● What you are asked to do: All lines featuring the string "ylabel" are to be listed.

Records from a collection of figures
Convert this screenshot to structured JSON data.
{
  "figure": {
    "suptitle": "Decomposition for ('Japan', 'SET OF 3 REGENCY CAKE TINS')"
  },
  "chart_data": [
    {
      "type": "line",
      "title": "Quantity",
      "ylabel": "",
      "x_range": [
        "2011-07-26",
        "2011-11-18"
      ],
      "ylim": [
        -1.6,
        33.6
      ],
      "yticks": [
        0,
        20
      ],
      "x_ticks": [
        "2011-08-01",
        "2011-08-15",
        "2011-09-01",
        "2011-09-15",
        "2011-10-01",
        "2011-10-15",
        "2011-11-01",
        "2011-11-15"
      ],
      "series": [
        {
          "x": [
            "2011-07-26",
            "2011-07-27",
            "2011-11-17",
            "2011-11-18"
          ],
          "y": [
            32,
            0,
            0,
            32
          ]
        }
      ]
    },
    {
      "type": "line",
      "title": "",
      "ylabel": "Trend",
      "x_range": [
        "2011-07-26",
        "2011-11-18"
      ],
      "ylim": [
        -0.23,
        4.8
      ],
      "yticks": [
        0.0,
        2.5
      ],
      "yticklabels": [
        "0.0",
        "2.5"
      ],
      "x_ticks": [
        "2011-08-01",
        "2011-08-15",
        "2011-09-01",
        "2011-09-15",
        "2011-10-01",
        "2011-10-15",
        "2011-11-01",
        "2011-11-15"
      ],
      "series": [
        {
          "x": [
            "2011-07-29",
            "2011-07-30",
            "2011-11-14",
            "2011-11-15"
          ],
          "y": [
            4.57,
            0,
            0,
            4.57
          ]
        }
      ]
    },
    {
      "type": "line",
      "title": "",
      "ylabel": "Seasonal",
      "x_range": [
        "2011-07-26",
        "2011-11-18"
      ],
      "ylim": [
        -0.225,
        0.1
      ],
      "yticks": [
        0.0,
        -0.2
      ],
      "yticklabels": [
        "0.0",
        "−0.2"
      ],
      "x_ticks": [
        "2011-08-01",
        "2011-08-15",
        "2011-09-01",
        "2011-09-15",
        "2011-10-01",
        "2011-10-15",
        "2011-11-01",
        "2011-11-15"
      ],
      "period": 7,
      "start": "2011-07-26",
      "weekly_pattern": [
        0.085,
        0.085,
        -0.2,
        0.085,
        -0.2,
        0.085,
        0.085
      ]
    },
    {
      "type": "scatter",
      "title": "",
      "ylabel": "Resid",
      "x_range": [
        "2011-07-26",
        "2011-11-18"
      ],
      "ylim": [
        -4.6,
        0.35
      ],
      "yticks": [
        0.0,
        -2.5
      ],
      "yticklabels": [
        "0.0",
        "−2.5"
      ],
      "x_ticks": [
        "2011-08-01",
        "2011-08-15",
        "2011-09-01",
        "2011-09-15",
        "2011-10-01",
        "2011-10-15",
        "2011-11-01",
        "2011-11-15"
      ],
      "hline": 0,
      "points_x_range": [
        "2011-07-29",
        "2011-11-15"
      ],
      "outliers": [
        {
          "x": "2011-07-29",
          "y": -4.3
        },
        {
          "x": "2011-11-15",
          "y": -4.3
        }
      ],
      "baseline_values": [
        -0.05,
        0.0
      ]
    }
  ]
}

● Problem solution:
      "ylabel": "",
      "ylabel": "Trend",
      "ylabel": "Seasonal",
      "ylabel": "Resid",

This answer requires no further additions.